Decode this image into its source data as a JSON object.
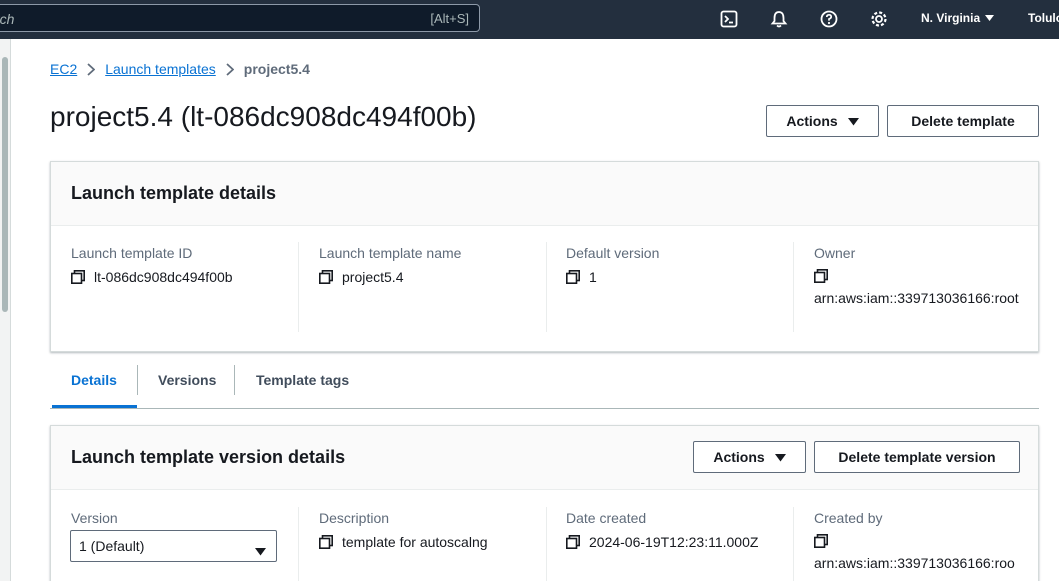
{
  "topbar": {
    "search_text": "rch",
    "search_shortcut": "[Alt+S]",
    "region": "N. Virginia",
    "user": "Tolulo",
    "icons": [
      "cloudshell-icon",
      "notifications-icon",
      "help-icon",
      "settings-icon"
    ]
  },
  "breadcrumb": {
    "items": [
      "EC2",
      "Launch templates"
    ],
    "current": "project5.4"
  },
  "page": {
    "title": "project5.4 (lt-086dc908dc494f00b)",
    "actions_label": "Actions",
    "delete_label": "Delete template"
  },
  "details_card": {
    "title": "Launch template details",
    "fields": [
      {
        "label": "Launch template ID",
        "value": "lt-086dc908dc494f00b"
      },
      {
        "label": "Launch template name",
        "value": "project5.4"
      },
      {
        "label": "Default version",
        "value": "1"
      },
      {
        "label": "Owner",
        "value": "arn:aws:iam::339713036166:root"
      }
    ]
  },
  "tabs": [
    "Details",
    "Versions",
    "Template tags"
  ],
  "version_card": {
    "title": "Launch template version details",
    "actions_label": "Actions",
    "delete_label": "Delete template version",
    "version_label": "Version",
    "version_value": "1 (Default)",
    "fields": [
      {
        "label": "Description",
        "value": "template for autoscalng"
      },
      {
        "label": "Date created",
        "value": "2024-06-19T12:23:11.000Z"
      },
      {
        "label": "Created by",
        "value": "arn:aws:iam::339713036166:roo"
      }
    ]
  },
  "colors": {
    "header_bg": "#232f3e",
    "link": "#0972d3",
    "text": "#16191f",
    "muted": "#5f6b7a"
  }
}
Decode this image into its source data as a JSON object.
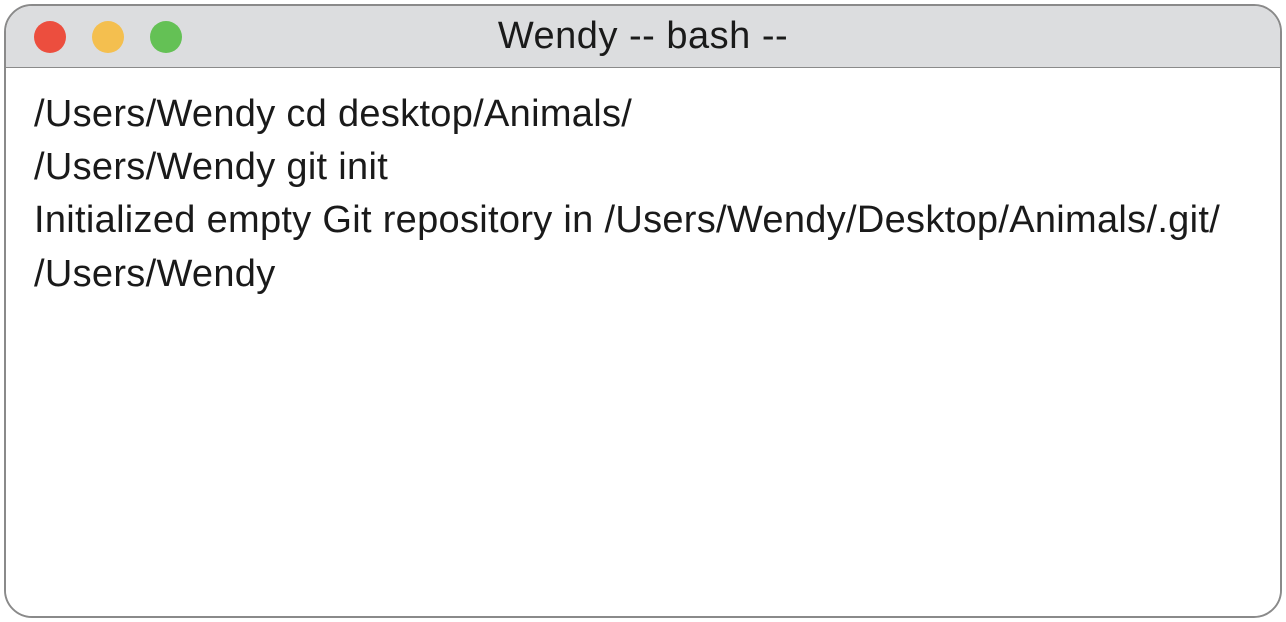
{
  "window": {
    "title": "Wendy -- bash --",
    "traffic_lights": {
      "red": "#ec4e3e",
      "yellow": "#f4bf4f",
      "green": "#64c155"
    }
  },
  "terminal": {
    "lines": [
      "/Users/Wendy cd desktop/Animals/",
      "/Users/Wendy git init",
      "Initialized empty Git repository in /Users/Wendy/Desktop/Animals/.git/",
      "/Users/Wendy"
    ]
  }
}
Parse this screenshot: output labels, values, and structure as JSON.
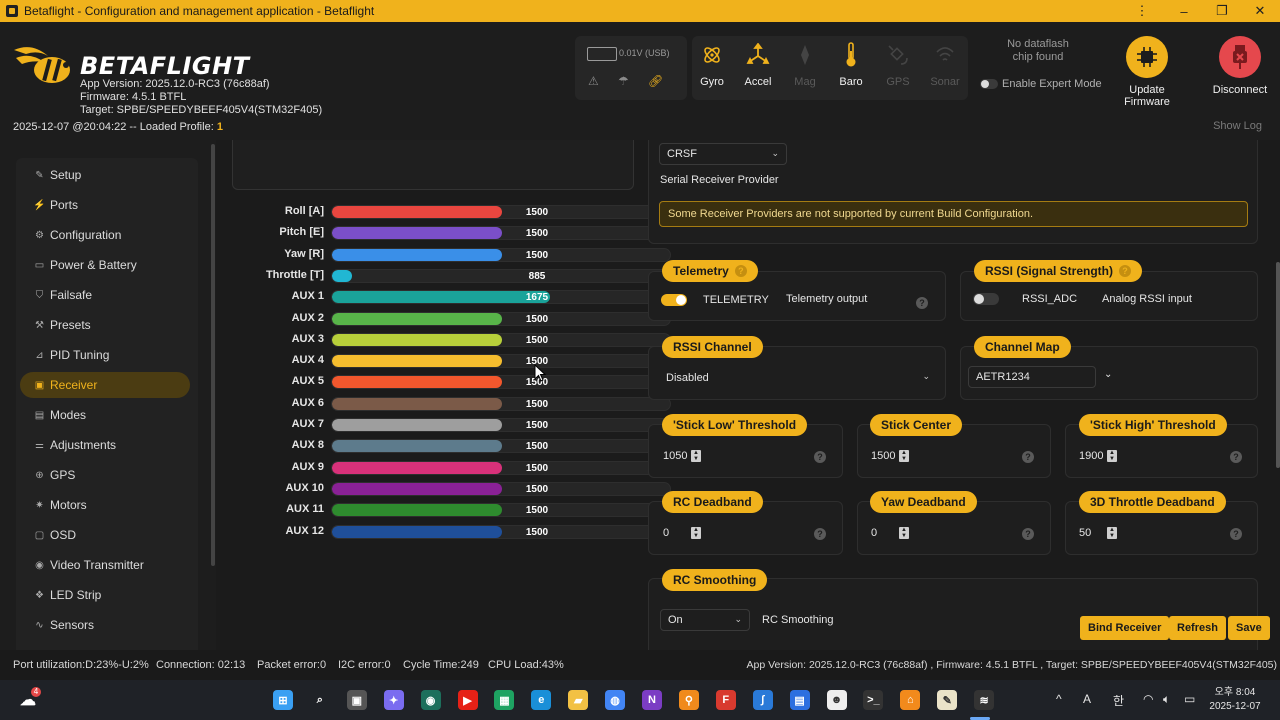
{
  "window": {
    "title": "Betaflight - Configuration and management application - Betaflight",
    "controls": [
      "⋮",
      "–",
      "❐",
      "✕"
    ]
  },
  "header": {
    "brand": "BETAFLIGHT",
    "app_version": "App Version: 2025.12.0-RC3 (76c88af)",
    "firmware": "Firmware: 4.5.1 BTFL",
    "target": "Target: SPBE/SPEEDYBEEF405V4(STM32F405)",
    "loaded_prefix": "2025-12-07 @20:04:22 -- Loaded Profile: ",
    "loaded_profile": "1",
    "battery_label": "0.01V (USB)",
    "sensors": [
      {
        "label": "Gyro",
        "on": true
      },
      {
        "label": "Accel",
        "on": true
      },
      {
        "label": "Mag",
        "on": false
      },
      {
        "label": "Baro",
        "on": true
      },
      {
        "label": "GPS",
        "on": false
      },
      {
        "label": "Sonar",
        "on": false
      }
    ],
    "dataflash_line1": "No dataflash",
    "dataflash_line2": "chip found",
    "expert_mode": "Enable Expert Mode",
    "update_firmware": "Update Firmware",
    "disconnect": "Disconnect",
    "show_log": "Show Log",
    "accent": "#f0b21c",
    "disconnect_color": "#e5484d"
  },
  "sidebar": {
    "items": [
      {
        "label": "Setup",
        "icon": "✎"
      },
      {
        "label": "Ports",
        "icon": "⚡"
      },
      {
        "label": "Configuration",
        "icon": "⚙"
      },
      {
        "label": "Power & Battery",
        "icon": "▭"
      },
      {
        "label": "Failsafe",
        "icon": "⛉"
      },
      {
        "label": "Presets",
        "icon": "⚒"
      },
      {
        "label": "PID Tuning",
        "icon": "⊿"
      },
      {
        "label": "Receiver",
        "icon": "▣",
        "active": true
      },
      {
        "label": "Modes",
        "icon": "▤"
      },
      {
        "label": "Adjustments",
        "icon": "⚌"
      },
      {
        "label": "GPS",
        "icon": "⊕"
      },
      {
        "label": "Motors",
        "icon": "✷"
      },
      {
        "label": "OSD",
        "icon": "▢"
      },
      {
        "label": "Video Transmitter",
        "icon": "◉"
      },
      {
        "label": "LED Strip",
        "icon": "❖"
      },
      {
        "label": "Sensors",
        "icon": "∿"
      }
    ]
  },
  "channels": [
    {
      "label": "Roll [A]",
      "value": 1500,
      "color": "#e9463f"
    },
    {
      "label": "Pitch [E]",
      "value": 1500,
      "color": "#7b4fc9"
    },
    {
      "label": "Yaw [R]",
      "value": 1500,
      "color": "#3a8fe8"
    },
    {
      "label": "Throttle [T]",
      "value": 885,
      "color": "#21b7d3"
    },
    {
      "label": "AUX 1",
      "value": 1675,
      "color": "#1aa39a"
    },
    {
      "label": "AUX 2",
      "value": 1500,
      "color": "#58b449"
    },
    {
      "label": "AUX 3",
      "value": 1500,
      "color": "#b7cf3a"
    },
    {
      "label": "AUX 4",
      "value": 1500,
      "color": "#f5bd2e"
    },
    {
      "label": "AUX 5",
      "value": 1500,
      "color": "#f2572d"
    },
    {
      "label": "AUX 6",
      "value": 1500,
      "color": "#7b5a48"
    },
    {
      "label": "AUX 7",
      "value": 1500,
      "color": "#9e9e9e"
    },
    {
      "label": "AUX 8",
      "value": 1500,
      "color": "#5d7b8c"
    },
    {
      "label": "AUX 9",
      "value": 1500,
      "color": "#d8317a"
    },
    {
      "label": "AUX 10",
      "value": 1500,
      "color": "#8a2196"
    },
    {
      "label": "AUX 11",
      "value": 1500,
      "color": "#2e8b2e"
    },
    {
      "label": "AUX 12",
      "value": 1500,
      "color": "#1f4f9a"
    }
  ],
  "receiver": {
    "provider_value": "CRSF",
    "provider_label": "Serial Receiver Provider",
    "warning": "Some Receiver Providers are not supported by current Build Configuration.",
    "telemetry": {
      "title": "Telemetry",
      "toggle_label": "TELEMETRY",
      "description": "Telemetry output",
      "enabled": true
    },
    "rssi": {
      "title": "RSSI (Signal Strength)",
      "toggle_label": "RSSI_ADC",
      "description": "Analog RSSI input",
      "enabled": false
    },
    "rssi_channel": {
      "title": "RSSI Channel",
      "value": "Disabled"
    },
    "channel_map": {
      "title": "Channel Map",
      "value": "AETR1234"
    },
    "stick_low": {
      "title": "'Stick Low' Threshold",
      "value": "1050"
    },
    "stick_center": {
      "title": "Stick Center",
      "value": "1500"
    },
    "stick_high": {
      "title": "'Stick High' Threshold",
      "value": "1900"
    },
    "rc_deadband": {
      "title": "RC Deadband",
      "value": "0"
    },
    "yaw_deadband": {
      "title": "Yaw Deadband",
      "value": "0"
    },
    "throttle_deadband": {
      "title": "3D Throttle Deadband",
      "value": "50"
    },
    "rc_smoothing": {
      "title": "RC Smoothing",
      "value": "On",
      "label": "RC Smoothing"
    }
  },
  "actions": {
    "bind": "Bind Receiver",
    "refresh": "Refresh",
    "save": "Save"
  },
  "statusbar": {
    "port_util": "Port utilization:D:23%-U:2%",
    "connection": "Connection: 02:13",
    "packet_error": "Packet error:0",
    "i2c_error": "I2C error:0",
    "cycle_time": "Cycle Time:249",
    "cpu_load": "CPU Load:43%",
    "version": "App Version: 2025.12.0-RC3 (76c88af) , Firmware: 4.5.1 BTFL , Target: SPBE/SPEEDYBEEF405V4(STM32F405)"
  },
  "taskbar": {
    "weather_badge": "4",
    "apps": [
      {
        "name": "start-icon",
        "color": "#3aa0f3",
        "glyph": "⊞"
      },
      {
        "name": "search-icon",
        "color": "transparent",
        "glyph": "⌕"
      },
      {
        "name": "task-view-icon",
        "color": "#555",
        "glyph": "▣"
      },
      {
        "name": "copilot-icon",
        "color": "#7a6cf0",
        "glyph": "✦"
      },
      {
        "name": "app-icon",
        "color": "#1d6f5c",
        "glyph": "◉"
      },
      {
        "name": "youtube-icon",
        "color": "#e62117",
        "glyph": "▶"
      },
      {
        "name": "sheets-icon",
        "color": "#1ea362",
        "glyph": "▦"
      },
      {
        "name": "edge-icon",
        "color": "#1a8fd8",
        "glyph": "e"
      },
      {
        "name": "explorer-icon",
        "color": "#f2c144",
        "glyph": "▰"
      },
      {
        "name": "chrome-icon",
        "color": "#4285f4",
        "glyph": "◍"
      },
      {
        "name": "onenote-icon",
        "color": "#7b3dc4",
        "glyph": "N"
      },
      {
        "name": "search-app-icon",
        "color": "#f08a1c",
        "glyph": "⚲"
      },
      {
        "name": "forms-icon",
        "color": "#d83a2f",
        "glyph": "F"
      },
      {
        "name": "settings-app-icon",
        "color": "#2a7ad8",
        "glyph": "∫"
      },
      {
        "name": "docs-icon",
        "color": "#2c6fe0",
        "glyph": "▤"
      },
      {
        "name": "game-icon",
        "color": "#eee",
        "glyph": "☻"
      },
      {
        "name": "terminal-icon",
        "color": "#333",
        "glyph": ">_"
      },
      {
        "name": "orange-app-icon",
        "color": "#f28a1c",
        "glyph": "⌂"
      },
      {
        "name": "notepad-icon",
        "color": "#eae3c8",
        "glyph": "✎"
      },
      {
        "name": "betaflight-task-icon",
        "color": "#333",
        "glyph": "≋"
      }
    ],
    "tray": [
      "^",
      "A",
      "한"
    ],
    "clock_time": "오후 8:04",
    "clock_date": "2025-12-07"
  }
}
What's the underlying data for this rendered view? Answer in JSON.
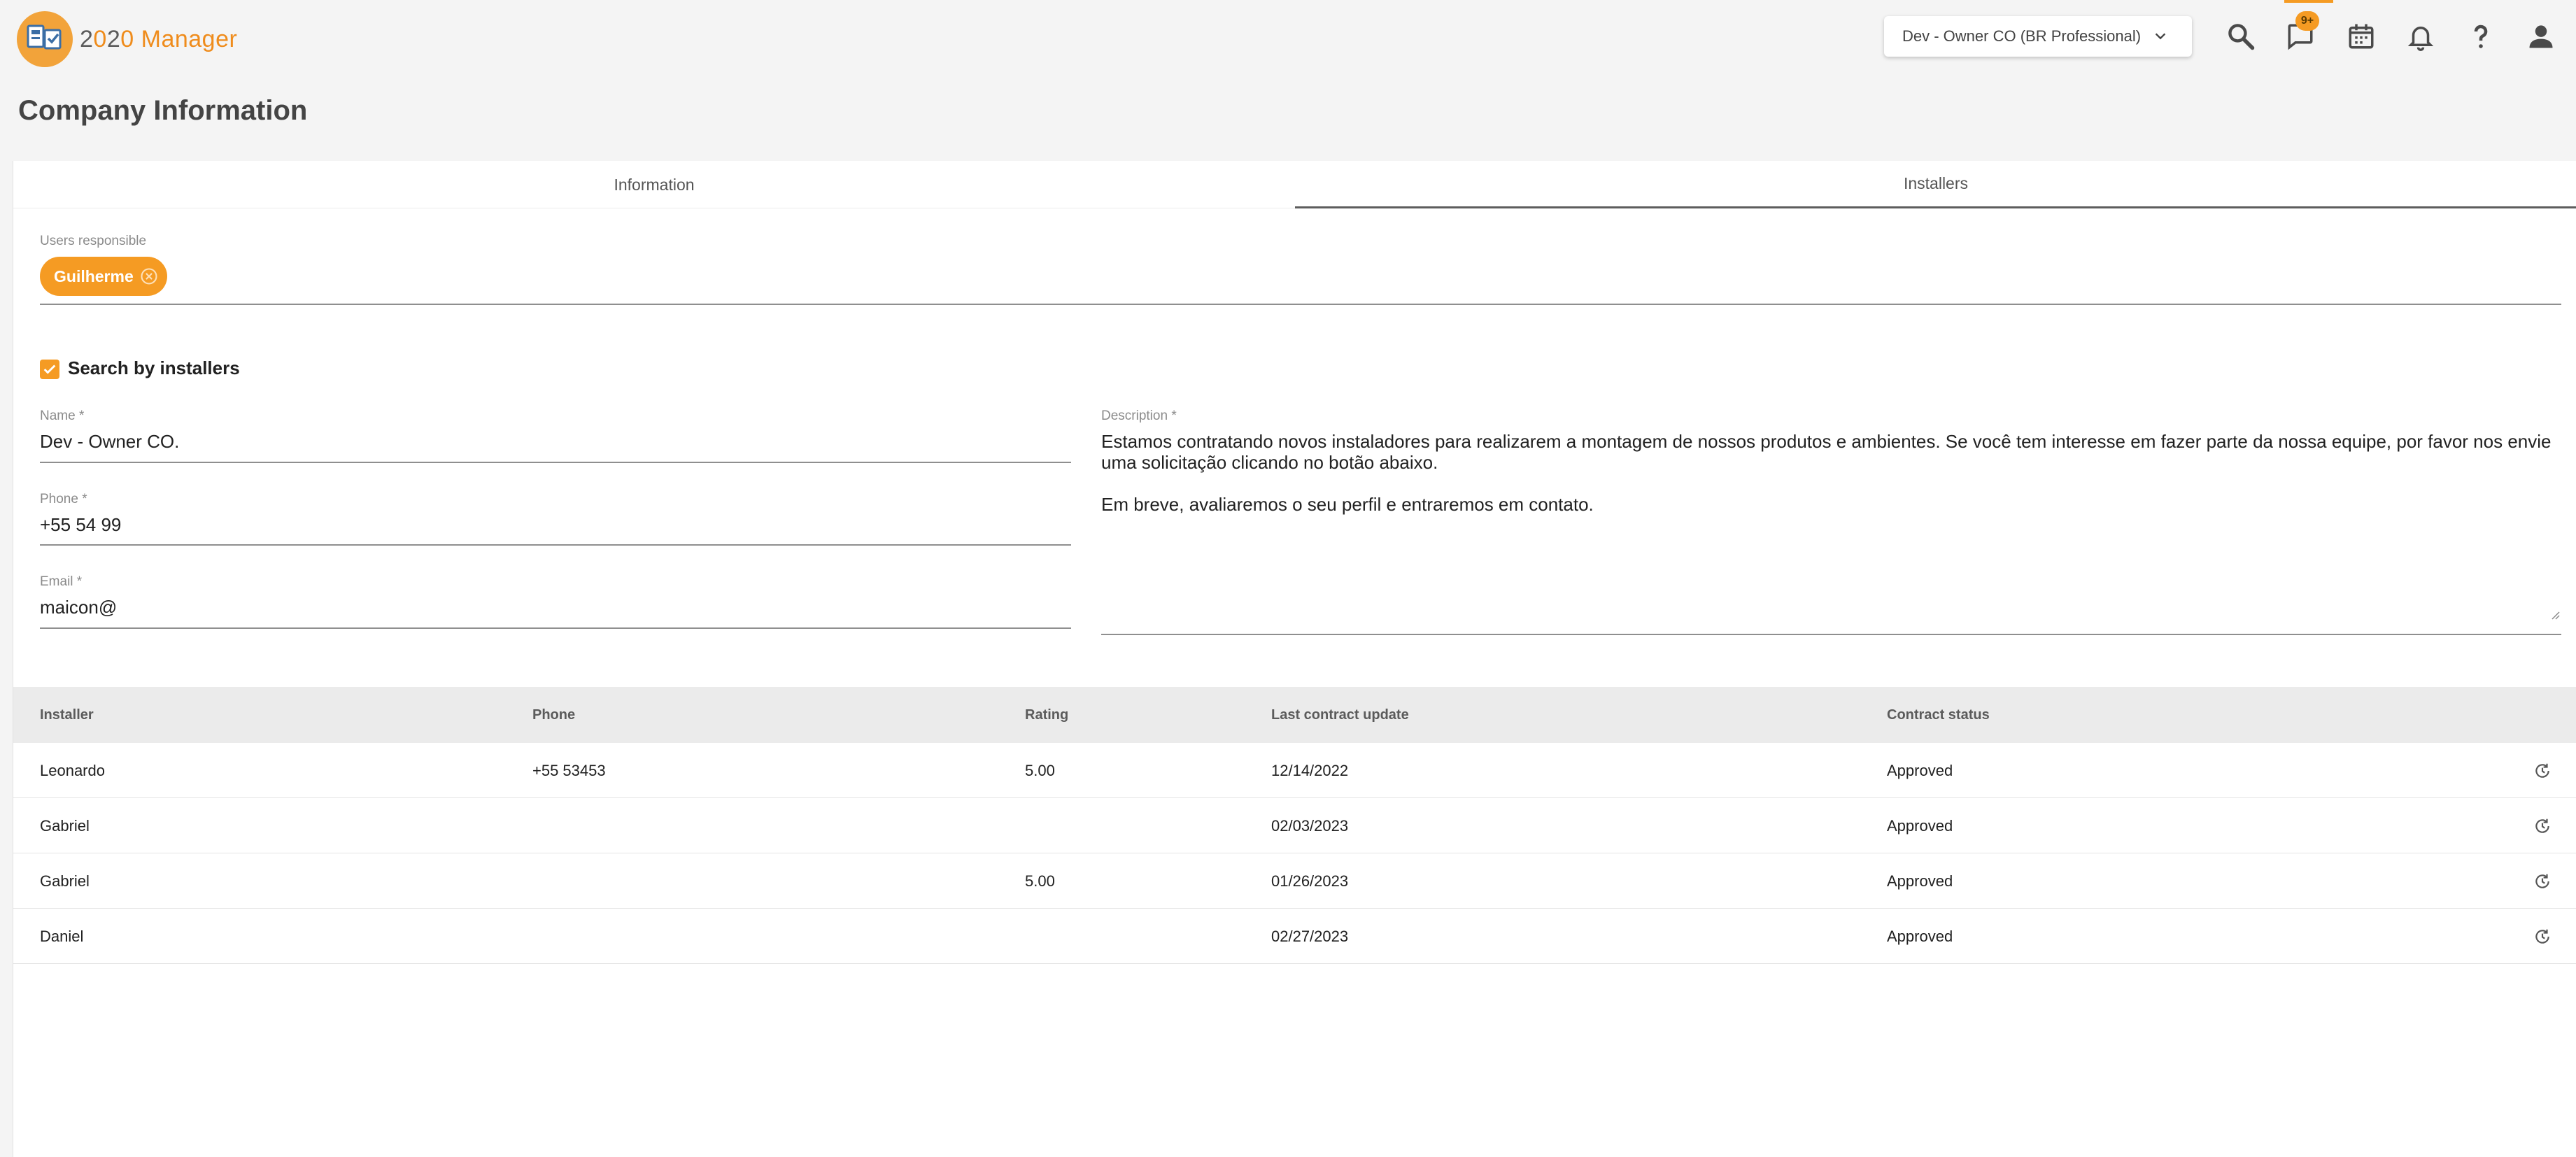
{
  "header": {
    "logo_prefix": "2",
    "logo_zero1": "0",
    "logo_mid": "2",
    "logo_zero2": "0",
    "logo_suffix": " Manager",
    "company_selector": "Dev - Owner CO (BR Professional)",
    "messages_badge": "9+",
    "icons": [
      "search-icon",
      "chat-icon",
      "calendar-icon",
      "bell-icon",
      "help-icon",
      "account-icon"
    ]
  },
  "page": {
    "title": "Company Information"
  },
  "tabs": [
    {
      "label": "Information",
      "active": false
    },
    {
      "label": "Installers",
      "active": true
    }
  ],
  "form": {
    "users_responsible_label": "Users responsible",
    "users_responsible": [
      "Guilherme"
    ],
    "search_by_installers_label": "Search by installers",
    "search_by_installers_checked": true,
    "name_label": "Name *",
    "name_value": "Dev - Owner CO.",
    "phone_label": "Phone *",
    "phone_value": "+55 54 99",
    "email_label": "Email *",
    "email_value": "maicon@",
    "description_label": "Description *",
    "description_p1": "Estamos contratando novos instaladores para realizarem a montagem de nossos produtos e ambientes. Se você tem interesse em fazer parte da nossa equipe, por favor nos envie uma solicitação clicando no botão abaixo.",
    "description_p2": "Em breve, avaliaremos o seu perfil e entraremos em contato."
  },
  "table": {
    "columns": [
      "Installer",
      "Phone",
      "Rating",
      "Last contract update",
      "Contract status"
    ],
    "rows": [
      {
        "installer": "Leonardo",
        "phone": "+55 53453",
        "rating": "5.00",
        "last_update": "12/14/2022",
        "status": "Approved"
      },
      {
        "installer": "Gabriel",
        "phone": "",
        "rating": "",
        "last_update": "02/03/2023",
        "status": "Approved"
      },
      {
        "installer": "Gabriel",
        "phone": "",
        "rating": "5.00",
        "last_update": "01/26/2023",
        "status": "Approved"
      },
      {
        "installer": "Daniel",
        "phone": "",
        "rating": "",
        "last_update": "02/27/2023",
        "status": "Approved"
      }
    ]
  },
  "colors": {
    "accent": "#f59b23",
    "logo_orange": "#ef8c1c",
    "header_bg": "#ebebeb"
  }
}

────────────────────────────────────────

Exercise directions. Collect every line above that contains the word "Wendy".

Final result.
    "title": "Wendy -- bash --",
      "/Users/Wendy cd desktop/Animals/",
      "/Users/Wendy git init",
      "Initialized empty Git repository in /Users/Wendy/Desktop/Animals/.git/",
      "/Users/Wendy"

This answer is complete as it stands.